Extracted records
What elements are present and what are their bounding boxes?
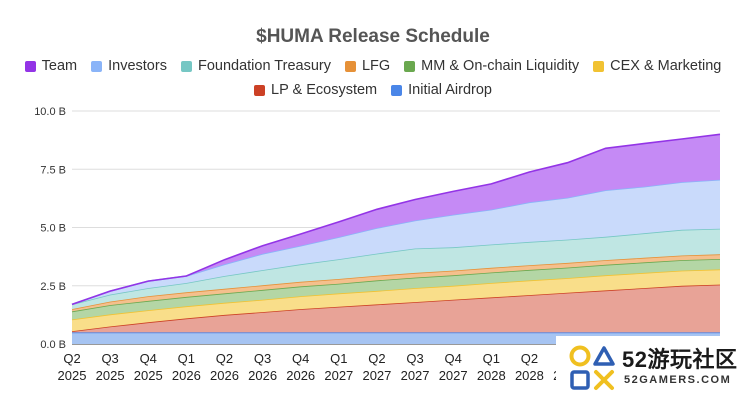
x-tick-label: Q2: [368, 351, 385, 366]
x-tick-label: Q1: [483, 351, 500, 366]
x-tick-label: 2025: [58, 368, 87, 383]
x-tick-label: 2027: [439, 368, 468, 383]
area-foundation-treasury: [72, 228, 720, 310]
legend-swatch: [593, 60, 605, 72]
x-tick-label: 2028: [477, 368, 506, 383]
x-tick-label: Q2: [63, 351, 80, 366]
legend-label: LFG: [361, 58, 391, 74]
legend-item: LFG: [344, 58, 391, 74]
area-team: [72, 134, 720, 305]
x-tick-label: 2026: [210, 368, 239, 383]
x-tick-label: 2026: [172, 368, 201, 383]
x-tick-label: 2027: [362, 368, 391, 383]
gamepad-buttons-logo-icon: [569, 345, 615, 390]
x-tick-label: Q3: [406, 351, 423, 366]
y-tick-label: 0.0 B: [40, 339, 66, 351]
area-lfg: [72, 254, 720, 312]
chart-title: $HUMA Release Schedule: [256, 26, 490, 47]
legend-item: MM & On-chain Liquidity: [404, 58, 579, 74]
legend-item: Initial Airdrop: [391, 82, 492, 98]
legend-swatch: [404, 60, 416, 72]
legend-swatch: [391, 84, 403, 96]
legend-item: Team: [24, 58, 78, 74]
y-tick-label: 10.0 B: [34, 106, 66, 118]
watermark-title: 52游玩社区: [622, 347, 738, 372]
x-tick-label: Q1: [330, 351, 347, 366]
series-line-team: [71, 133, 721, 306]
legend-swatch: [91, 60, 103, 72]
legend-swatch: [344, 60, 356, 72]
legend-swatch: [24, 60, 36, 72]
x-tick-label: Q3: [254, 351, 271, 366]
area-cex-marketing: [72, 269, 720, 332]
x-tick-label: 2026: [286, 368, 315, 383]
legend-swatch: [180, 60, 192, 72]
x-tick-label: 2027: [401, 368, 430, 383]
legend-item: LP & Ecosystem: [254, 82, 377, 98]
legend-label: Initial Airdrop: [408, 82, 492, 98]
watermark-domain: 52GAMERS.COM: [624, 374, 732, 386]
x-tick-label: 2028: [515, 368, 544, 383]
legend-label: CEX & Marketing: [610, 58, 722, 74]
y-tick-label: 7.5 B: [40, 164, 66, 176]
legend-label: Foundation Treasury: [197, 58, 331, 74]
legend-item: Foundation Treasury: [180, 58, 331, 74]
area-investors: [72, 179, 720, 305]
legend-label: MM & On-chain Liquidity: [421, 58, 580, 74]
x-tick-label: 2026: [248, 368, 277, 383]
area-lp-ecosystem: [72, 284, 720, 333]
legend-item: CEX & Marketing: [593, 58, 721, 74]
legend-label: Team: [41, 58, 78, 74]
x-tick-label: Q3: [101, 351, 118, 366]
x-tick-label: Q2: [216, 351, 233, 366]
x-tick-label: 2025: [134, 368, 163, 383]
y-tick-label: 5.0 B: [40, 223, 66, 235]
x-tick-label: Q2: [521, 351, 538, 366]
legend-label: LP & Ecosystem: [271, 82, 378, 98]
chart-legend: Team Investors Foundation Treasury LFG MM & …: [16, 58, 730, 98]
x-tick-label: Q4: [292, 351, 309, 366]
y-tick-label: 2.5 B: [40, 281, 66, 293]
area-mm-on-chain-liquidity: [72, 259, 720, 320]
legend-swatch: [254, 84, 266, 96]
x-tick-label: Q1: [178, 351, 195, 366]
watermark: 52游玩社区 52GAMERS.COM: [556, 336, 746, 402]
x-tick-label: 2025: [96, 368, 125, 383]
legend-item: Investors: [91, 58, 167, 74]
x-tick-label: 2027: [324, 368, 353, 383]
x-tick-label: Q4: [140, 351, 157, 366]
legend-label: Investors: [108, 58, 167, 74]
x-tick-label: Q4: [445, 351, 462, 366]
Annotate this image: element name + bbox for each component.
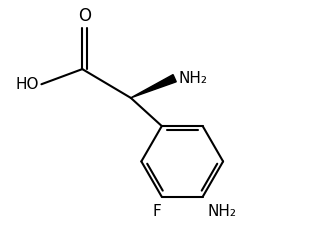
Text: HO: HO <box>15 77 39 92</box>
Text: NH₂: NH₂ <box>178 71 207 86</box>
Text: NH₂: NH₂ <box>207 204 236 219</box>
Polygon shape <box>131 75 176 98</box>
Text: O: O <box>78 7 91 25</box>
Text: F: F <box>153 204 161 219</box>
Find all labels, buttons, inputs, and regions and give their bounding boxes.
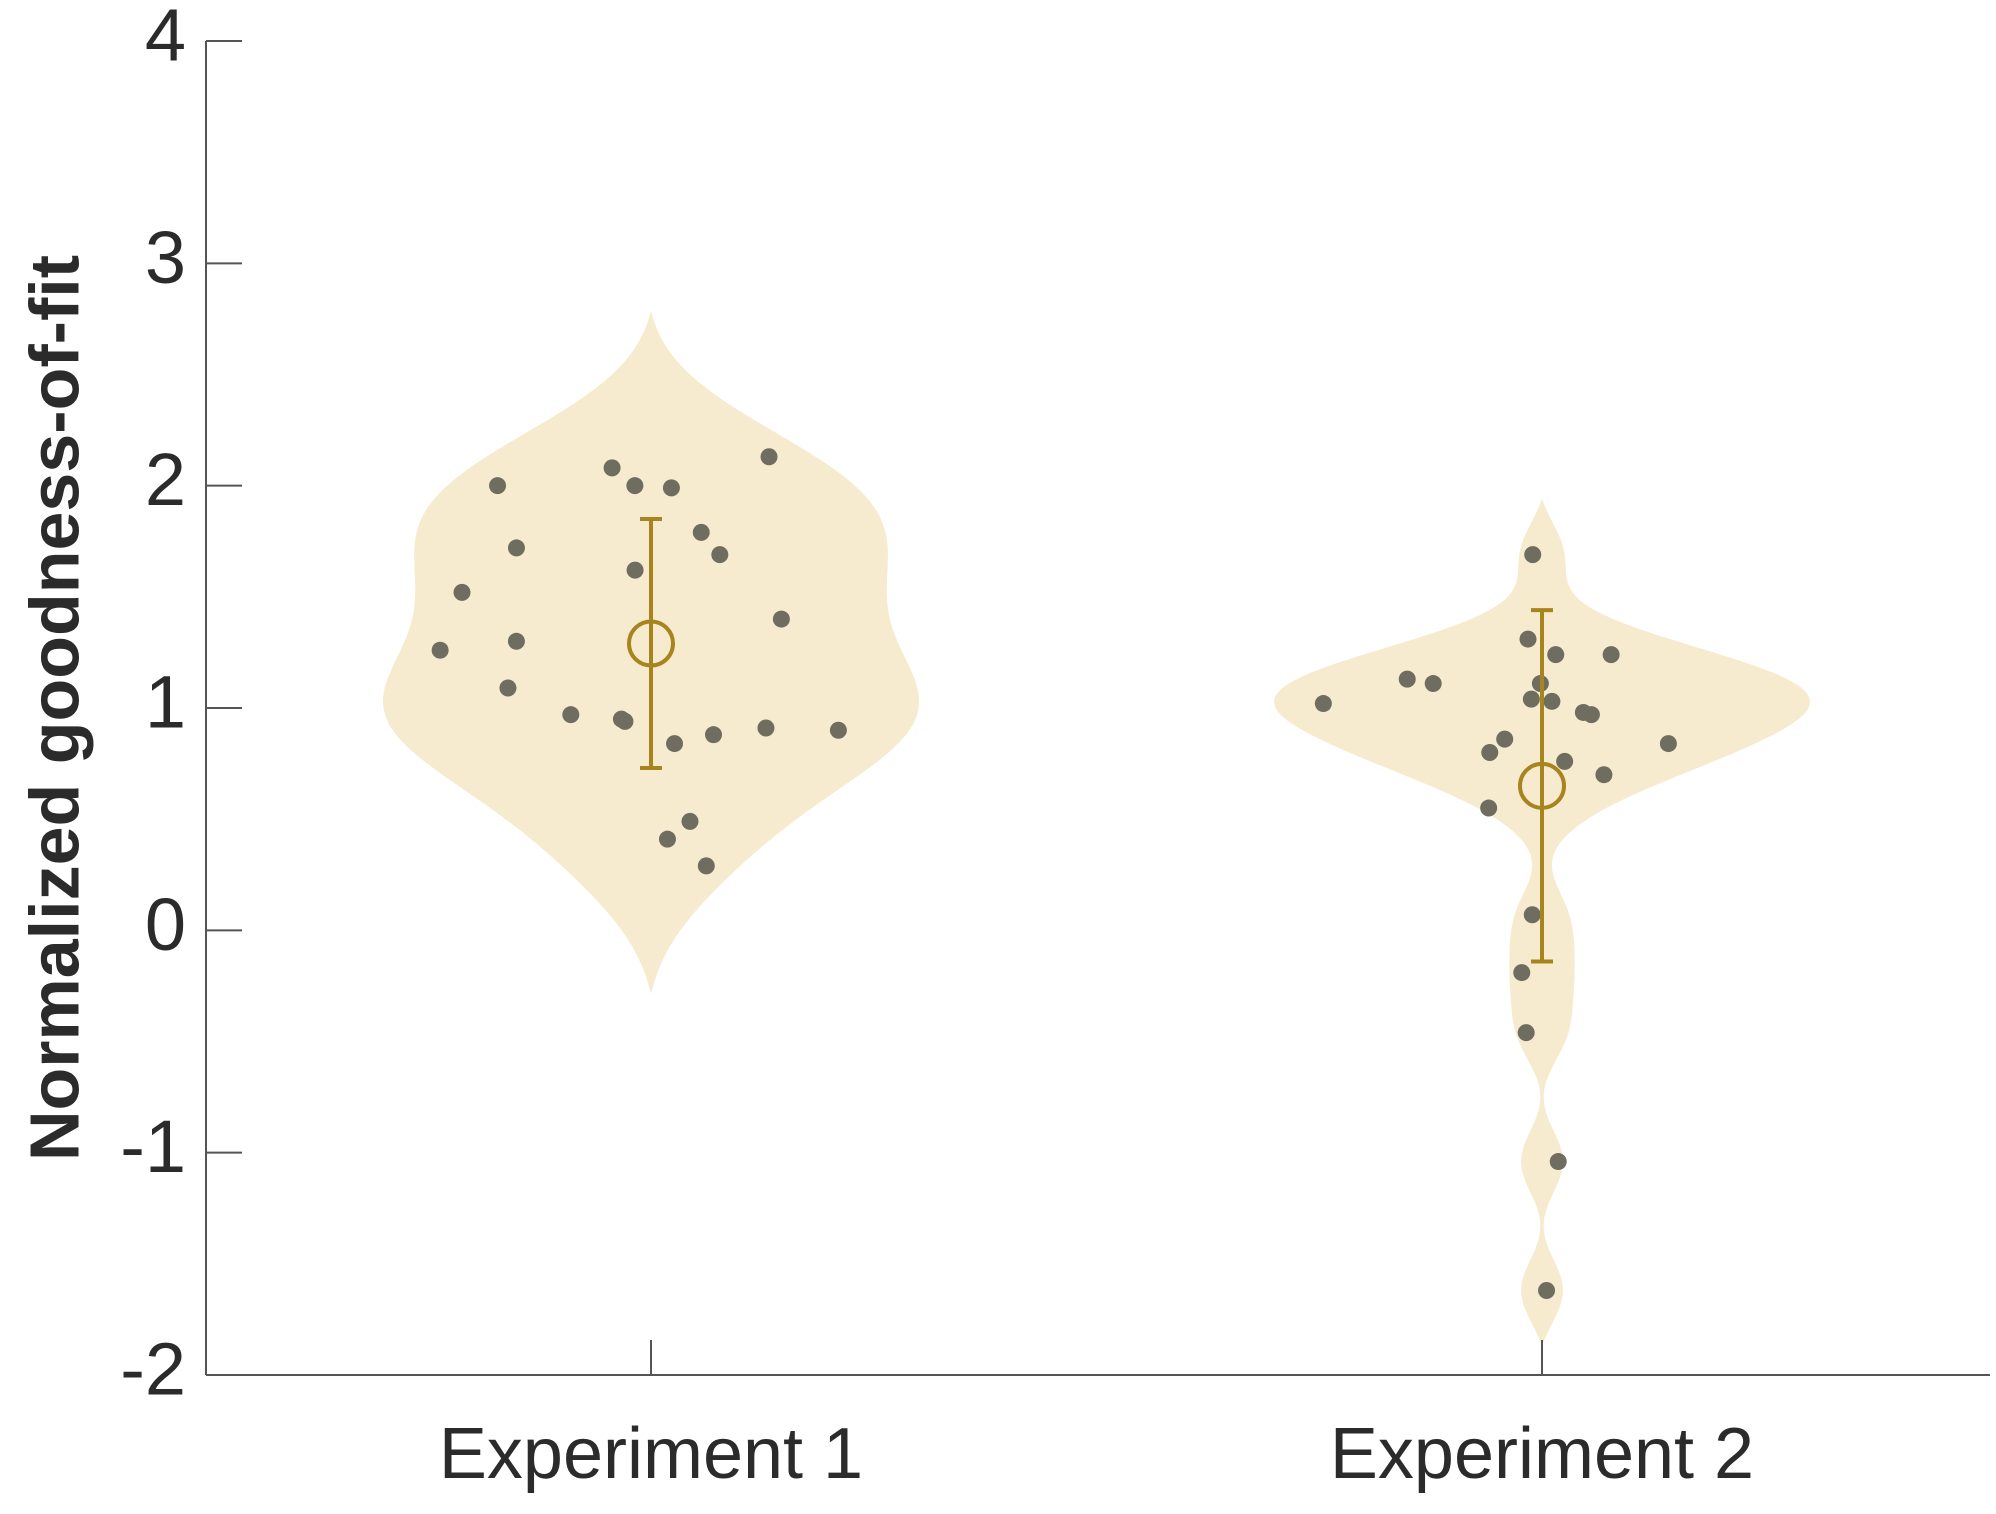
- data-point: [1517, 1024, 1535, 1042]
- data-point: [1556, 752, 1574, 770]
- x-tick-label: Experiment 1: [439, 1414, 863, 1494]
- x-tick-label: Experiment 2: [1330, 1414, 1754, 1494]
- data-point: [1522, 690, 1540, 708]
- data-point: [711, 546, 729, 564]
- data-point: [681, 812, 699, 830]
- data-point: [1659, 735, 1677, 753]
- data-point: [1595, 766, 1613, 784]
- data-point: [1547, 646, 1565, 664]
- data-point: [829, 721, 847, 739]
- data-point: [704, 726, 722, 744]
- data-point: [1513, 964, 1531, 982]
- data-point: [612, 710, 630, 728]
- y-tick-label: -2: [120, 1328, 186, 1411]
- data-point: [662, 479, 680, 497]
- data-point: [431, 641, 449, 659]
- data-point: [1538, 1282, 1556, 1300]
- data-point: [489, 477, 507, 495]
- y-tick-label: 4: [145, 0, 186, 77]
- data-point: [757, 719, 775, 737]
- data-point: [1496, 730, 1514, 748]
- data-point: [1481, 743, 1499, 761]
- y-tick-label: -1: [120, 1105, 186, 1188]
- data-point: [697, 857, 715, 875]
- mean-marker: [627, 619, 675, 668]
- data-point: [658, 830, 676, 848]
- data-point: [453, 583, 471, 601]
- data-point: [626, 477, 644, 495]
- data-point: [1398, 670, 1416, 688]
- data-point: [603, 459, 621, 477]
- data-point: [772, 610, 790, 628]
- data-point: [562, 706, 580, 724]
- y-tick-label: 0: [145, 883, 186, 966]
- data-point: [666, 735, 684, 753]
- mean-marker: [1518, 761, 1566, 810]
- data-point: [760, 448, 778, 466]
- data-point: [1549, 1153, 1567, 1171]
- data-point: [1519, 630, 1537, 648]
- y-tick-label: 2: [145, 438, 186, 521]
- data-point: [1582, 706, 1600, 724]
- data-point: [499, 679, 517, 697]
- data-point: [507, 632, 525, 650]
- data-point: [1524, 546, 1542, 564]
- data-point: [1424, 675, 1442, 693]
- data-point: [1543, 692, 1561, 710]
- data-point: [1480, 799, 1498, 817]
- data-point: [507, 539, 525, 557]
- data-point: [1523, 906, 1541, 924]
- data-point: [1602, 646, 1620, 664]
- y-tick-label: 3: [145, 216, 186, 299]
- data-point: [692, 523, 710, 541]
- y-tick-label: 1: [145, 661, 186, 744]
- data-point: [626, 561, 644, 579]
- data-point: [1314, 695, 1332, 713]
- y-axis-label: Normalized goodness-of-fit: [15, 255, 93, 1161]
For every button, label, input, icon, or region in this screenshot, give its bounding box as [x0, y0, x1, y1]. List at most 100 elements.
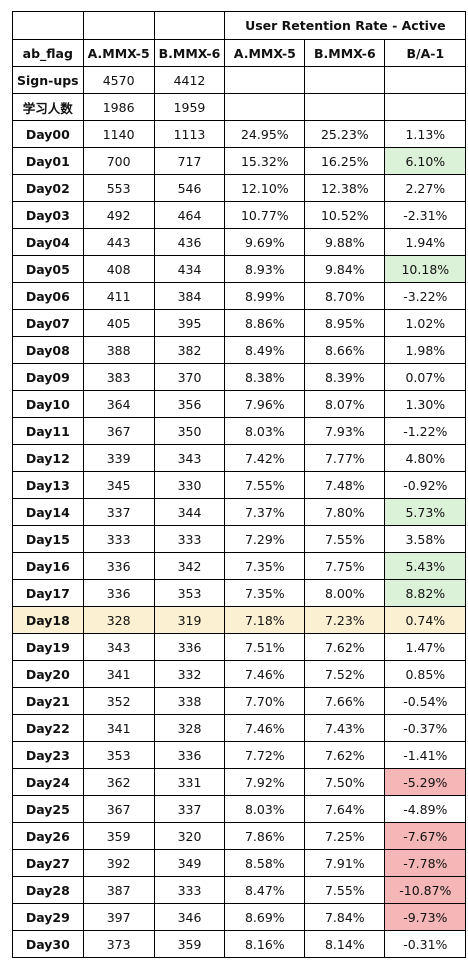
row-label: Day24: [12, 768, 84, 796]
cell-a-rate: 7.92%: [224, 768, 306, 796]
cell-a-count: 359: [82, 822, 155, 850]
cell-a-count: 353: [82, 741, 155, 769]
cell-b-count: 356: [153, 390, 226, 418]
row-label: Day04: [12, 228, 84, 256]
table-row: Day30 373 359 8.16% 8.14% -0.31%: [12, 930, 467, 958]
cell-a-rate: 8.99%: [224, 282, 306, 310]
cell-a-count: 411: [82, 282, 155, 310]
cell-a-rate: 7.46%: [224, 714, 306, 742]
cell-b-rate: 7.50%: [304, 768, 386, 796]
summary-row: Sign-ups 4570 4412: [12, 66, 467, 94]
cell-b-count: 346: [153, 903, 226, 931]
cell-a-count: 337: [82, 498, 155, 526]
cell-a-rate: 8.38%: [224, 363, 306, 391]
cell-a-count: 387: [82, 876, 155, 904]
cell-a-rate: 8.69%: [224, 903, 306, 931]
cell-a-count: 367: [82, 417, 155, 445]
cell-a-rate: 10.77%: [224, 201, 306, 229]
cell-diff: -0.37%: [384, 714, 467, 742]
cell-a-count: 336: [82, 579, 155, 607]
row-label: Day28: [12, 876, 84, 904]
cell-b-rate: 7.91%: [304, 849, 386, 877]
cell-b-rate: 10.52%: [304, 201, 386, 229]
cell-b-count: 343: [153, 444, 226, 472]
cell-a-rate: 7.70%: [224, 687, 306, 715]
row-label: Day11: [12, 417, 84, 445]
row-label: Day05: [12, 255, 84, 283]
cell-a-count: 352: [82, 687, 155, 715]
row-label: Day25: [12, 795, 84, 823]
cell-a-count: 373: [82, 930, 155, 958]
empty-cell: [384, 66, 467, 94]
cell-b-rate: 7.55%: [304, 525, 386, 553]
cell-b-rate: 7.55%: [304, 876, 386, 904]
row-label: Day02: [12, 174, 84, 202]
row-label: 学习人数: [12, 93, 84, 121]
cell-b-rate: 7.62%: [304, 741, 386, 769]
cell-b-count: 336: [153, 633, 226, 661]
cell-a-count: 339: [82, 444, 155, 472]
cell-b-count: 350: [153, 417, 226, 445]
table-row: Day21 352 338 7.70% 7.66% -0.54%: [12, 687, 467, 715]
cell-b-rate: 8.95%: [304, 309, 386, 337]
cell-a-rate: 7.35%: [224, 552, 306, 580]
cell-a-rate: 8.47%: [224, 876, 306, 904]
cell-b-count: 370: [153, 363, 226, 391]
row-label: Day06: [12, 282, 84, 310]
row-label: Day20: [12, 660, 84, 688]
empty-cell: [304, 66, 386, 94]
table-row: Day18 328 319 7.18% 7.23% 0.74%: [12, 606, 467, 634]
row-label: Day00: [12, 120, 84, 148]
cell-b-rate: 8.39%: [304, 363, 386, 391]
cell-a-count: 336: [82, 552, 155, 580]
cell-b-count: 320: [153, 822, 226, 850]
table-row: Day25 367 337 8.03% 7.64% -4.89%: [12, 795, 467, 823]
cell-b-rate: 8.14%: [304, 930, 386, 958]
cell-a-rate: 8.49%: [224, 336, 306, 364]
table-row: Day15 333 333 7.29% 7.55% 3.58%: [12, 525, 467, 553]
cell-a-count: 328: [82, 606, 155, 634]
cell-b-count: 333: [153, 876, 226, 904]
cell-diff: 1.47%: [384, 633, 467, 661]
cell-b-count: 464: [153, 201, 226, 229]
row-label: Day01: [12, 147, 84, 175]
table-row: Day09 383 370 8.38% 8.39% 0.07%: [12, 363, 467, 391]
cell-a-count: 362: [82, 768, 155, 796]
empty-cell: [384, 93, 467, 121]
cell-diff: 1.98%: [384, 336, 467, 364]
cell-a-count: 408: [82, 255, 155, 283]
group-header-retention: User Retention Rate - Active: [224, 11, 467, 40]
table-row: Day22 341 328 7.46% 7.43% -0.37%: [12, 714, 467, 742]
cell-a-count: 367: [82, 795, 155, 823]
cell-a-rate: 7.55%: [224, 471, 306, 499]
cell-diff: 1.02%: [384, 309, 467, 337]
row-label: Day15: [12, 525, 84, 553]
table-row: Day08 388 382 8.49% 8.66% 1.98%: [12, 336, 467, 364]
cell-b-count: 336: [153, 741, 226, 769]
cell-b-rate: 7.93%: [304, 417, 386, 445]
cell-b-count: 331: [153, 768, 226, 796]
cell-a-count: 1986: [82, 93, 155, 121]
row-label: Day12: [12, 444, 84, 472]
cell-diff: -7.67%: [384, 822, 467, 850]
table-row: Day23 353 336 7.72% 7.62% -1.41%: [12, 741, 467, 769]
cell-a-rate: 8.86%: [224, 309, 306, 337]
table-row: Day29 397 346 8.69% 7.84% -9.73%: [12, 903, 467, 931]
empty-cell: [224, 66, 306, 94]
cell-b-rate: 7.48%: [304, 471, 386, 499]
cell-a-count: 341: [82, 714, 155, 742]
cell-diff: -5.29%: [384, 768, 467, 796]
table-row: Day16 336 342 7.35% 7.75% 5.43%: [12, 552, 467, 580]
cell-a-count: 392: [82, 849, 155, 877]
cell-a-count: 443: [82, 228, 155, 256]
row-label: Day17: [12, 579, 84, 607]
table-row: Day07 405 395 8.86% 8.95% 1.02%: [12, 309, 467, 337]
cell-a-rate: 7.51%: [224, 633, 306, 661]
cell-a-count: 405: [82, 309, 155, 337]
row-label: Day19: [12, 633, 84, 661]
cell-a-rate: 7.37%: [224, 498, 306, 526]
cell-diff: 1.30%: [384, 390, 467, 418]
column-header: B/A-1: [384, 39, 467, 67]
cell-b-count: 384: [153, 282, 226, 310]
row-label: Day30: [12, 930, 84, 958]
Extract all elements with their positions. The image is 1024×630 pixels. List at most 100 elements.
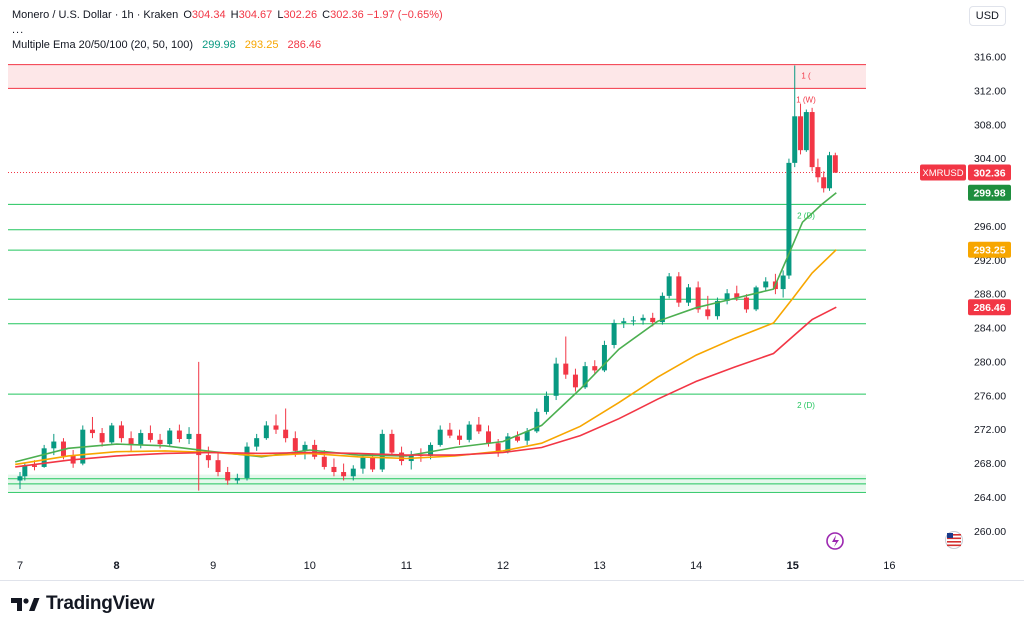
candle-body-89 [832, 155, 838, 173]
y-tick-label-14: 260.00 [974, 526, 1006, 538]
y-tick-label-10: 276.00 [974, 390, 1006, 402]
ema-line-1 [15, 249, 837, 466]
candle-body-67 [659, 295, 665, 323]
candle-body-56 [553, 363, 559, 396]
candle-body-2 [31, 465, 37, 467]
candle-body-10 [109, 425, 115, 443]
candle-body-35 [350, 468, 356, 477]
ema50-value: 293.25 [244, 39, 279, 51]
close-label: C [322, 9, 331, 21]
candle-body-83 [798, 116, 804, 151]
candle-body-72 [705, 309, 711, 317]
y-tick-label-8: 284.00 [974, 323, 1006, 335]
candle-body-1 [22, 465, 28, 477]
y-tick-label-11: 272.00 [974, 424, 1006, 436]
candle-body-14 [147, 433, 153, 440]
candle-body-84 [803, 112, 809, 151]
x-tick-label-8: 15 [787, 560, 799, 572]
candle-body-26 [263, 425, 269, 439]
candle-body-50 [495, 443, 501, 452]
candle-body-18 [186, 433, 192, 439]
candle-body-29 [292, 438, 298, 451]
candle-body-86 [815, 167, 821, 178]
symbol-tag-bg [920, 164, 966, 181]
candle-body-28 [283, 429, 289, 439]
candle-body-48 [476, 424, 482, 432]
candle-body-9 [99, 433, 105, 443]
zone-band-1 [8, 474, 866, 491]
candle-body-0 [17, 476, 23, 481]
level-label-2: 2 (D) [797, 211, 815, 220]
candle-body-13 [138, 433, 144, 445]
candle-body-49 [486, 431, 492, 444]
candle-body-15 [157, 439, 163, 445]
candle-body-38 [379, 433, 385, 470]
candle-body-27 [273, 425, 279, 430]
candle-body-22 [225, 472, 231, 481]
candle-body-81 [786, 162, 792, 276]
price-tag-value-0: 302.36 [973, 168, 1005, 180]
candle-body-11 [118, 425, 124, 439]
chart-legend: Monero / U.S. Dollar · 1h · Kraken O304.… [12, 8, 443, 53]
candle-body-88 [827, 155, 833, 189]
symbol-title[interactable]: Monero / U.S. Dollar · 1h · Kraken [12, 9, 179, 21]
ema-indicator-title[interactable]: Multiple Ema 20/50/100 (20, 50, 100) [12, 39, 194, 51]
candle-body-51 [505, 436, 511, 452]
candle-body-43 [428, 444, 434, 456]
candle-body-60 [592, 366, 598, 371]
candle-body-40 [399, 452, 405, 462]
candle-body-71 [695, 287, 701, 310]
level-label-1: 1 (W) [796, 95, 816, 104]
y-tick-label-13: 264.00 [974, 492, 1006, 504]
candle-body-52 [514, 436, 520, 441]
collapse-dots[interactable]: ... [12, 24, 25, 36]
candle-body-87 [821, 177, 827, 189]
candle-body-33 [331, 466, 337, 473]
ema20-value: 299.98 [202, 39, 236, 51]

-- DO THIS --
Return everything from the line that contains "candle-body-89 [832, 155, 838, 173]" down to the line that contains "candle-body-35 [350, 468, 356, 477]", both included, reproducing those lines exactly.

-- RESULT BELOW --
candle-body-89 [832, 155, 838, 173]
y-tick-label-14: 260.00 [974, 526, 1006, 538]
y-tick-label-10: 276.00 [974, 390, 1006, 402]
ema-line-1 [15, 249, 837, 466]
candle-body-67 [659, 295, 665, 323]
candle-body-56 [553, 363, 559, 396]
candle-body-2 [31, 465, 37, 467]
candle-body-10 [109, 425, 115, 443]
candle-body-35 [350, 468, 356, 477]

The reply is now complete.